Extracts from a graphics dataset
━━━━━━━━━━
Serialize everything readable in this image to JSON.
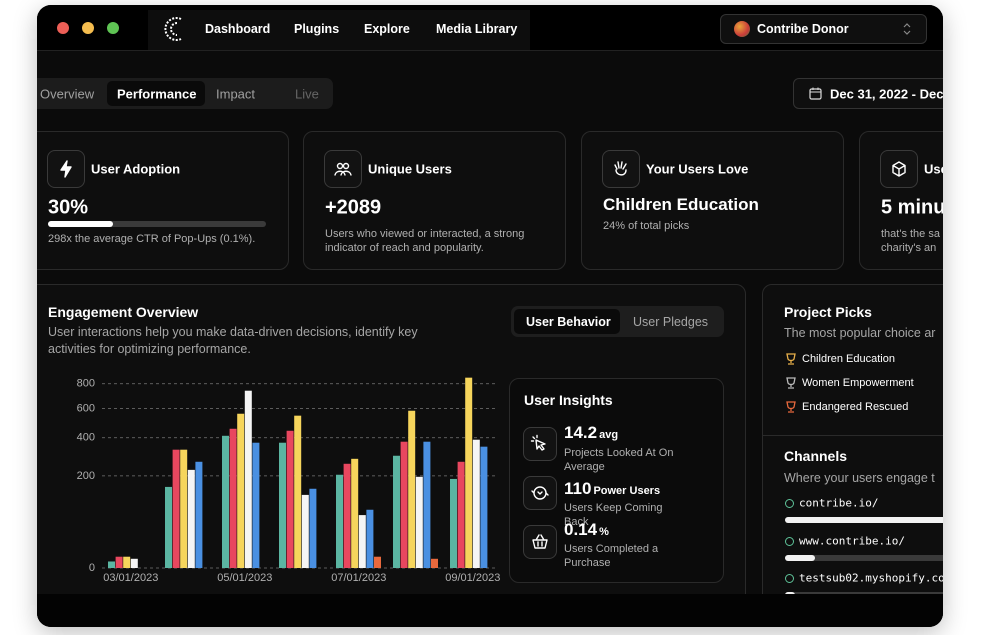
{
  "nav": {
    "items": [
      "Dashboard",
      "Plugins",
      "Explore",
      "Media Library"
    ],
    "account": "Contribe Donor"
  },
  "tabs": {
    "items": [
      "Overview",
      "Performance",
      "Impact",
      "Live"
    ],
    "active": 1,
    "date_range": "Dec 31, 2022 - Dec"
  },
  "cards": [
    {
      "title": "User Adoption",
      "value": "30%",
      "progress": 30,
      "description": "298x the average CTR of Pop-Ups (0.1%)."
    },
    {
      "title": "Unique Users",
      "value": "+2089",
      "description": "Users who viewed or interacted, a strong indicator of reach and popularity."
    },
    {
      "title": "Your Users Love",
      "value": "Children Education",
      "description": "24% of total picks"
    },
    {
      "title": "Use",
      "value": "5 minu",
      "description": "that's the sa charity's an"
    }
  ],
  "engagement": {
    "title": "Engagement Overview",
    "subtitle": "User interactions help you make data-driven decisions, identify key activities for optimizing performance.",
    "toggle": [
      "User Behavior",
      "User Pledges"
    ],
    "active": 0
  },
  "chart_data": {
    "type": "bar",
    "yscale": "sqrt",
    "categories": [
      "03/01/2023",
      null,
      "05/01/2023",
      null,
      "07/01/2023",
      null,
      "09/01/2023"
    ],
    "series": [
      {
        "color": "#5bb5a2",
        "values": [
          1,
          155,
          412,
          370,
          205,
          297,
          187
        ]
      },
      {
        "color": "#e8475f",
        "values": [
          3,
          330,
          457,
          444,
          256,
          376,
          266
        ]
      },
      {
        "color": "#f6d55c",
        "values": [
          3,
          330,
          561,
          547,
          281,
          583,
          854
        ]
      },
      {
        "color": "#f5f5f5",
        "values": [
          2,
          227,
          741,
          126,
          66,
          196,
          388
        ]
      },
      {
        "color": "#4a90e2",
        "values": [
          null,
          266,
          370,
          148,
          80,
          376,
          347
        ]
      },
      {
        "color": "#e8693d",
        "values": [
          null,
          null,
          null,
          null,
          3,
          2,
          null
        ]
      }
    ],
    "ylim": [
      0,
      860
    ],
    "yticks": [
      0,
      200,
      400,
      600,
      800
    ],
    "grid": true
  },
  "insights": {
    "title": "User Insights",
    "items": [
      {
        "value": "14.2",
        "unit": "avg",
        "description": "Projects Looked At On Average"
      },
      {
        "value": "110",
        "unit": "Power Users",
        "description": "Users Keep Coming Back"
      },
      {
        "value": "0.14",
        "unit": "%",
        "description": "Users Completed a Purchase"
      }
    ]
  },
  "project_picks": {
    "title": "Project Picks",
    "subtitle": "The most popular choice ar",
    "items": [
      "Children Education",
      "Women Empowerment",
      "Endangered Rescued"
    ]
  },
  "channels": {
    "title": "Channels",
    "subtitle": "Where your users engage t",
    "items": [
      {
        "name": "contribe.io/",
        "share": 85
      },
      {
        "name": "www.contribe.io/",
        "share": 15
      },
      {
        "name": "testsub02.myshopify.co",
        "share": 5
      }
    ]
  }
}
━━━━━━━━━━
Transcribe every line in the entries above, taking out only the images.

:: Solution ::
Serialize everything readable in this image to JSON.
{
  "nav": {
    "items": [
      "Dashboard",
      "Plugins",
      "Explore",
      "Media Library"
    ],
    "account": "Contribe Donor"
  },
  "tabs": {
    "items": [
      "Overview",
      "Performance",
      "Impact",
      "Live"
    ],
    "active": 1,
    "date_range": "Dec 31, 2022 - Dec"
  },
  "cards": [
    {
      "title": "User Adoption",
      "value": "30%",
      "progress": 30,
      "description": "298x the average CTR of Pop-Ups (0.1%)."
    },
    {
      "title": "Unique Users",
      "value": "+2089",
      "description": "Users who viewed or interacted, a strong indicator of reach and popularity."
    },
    {
      "title": "Your Users Love",
      "value": "Children Education",
      "description": "24% of total picks"
    },
    {
      "title": "Use",
      "value": "5 minu",
      "description": "that's the sa charity's an"
    }
  ],
  "engagement": {
    "title": "Engagement Overview",
    "subtitle": "User interactions help you make data-driven decisions, identify key activities for optimizing performance.",
    "toggle": [
      "User Behavior",
      "User Pledges"
    ],
    "active": 0
  },
  "chart_data": {
    "type": "bar",
    "yscale": "sqrt",
    "categories": [
      "03/01/2023",
      null,
      "05/01/2023",
      null,
      "07/01/2023",
      null,
      "09/01/2023"
    ],
    "series": [
      {
        "color": "#5bb5a2",
        "values": [
          1,
          155,
          412,
          370,
          205,
          297,
          187
        ]
      },
      {
        "color": "#e8475f",
        "values": [
          3,
          330,
          457,
          444,
          256,
          376,
          266
        ]
      },
      {
        "color": "#f6d55c",
        "values": [
          3,
          330,
          561,
          547,
          281,
          583,
          854
        ]
      },
      {
        "color": "#f5f5f5",
        "values": [
          2,
          227,
          741,
          126,
          66,
          196,
          388
        ]
      },
      {
        "color": "#4a90e2",
        "values": [
          null,
          266,
          370,
          148,
          80,
          376,
          347
        ]
      },
      {
        "color": "#e8693d",
        "values": [
          null,
          null,
          null,
          null,
          3,
          2,
          null
        ]
      }
    ],
    "ylim": [
      0,
      860
    ],
    "yticks": [
      0,
      200,
      400,
      600,
      800
    ],
    "grid": true
  },
  "insights": {
    "title": "User Insights",
    "items": [
      {
        "value": "14.2",
        "unit": "avg",
        "description": "Projects Looked At On Average"
      },
      {
        "value": "110",
        "unit": "Power Users",
        "description": "Users Keep Coming Back"
      },
      {
        "value": "0.14",
        "unit": "%",
        "description": "Users Completed a Purchase"
      }
    ]
  },
  "project_picks": {
    "title": "Project Picks",
    "subtitle": "The most popular choice ar",
    "items": [
      "Children Education",
      "Women Empowerment",
      "Endangered Rescued"
    ]
  },
  "channels": {
    "title": "Channels",
    "subtitle": "Where your users engage t",
    "items": [
      {
        "name": "contribe.io/",
        "share": 85
      },
      {
        "name": "www.contribe.io/",
        "share": 15
      },
      {
        "name": "testsub02.myshopify.co",
        "share": 5
      }
    ]
  }
}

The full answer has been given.